### Supplied material
════════
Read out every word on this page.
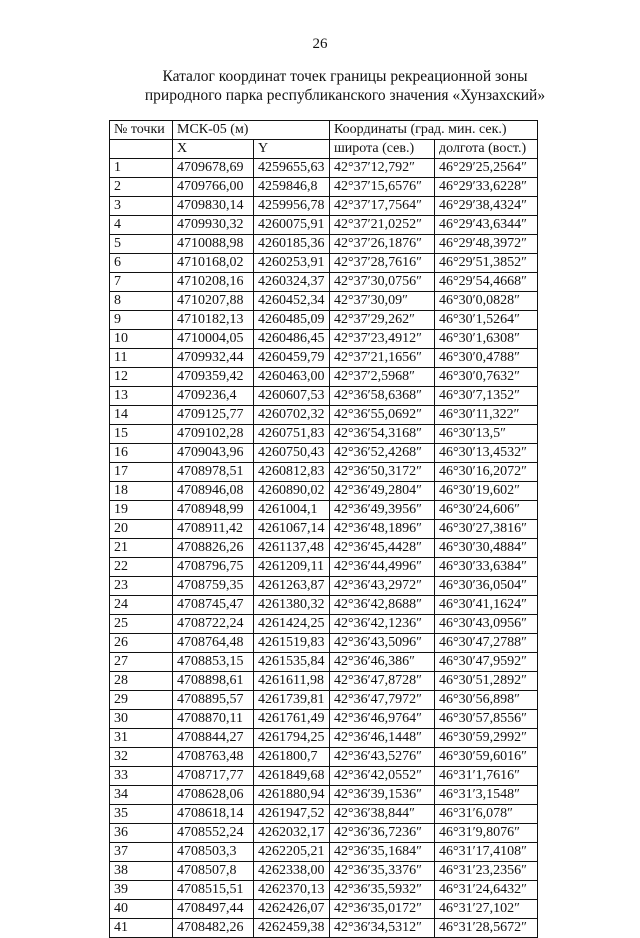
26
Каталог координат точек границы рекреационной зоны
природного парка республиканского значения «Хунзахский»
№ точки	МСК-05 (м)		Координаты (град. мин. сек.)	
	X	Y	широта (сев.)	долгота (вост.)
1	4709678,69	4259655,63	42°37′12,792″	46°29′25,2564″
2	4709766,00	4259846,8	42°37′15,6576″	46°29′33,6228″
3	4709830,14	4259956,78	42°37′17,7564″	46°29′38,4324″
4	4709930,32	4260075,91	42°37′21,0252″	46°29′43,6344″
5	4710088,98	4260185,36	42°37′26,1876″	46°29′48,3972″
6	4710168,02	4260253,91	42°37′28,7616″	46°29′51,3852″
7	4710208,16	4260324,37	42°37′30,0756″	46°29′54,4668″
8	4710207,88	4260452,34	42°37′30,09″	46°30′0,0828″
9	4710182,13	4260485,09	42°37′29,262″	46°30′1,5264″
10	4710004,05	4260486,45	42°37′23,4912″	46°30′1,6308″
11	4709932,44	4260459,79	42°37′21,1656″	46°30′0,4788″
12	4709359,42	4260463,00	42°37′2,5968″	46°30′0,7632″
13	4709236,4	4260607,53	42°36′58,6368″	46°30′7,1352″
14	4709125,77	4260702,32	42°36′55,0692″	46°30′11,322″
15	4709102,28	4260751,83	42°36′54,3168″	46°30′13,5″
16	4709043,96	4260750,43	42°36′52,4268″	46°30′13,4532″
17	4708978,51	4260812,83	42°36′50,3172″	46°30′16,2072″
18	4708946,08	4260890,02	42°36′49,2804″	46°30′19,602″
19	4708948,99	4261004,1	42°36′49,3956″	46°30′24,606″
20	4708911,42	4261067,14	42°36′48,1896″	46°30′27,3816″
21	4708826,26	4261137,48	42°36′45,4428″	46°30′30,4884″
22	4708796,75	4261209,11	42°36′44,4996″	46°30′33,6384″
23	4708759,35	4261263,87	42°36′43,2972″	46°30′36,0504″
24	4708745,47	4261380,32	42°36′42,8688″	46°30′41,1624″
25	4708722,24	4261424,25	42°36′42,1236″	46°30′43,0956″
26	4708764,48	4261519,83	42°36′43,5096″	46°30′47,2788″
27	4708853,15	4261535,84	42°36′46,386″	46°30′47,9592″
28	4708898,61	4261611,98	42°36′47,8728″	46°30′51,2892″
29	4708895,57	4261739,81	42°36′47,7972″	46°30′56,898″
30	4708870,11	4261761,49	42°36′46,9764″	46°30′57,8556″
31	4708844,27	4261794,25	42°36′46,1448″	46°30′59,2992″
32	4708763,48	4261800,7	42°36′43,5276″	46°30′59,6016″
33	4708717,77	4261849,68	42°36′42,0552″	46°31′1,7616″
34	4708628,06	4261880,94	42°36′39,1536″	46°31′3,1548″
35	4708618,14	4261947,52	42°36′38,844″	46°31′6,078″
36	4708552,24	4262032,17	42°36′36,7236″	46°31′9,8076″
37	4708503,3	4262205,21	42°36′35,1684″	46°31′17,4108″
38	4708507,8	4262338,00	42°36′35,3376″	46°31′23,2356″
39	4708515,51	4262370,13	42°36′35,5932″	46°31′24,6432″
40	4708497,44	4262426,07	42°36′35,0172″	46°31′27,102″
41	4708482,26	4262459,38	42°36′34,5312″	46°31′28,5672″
════════
### Your instructions
Set the listing down in full and exactly. Pictures within it should not appear in the copy.

### Result for this exercise
Read out every word on this page.
26
Каталог координат точек границы рекреационной зоны
природного парка республиканского значения «Хунзахский»
№ точки	МСК-05 (м)		Координаты (град. мин. сек.)	
	X	Y	широта (сев.)	долгота (вост.)
1	4709678,69	4259655,63	42°37′12,792″	46°29′25,2564″
2	4709766,00	4259846,8	42°37′15,6576″	46°29′33,6228″
3	4709830,14	4259956,78	42°37′17,7564″	46°29′38,4324″
4	4709930,32	4260075,91	42°37′21,0252″	46°29′43,6344″
5	4710088,98	4260185,36	42°37′26,1876″	46°29′48,3972″
6	4710168,02	4260253,91	42°37′28,7616″	46°29′51,3852″
7	4710208,16	4260324,37	42°37′30,0756″	46°29′54,4668″
8	4710207,88	4260452,34	42°37′30,09″	46°30′0,0828″
9	4710182,13	4260485,09	42°37′29,262″	46°30′1,5264″
10	4710004,05	4260486,45	42°37′23,4912″	46°30′1,6308″
11	4709932,44	4260459,79	42°37′21,1656″	46°30′0,4788″
12	4709359,42	4260463,00	42°37′2,5968″	46°30′0,7632″
13	4709236,4	4260607,53	42°36′58,6368″	46°30′7,1352″
14	4709125,77	4260702,32	42°36′55,0692″	46°30′11,322″
15	4709102,28	4260751,83	42°36′54,3168″	46°30′13,5″
16	4709043,96	4260750,43	42°36′52,4268″	46°30′13,4532″
17	4708978,51	4260812,83	42°36′50,3172″	46°30′16,2072″
18	4708946,08	4260890,02	42°36′49,2804″	46°30′19,602″
19	4708948,99	4261004,1	42°36′49,3956″	46°30′24,606″
20	4708911,42	4261067,14	42°36′48,1896″	46°30′27,3816″
21	4708826,26	4261137,48	42°36′45,4428″	46°30′30,4884″
22	4708796,75	4261209,11	42°36′44,4996″	46°30′33,6384″
23	4708759,35	4261263,87	42°36′43,2972″	46°30′36,0504″
24	4708745,47	4261380,32	42°36′42,8688″	46°30′41,1624″
25	4708722,24	4261424,25	42°36′42,1236″	46°30′43,0956″
26	4708764,48	4261519,83	42°36′43,5096″	46°30′47,2788″
27	4708853,15	4261535,84	42°36′46,386″	46°30′47,9592″
28	4708898,61	4261611,98	42°36′47,8728″	46°30′51,2892″
29	4708895,57	4261739,81	42°36′47,7972″	46°30′56,898″
30	4708870,11	4261761,49	42°36′46,9764″	46°30′57,8556″
31	4708844,27	4261794,25	42°36′46,1448″	46°30′59,2992″
32	4708763,48	4261800,7	42°36′43,5276″	46°30′59,6016″
33	4708717,77	4261849,68	42°36′42,0552″	46°31′1,7616″
34	4708628,06	4261880,94	42°36′39,1536″	46°31′3,1548″
35	4708618,14	4261947,52	42°36′38,844″	46°31′6,078″
36	4708552,24	4262032,17	42°36′36,7236″	46°31′9,8076″
37	4708503,3	4262205,21	42°36′35,1684″	46°31′17,4108″
38	4708507,8	4262338,00	42°36′35,3376″	46°31′23,2356″
39	4708515,51	4262370,13	42°36′35,5932″	46°31′24,6432″
40	4708497,44	4262426,07	42°36′35,0172″	46°31′27,102″
41	4708482,26	4262459,38	42°36′34,5312″	46°31′28,5672″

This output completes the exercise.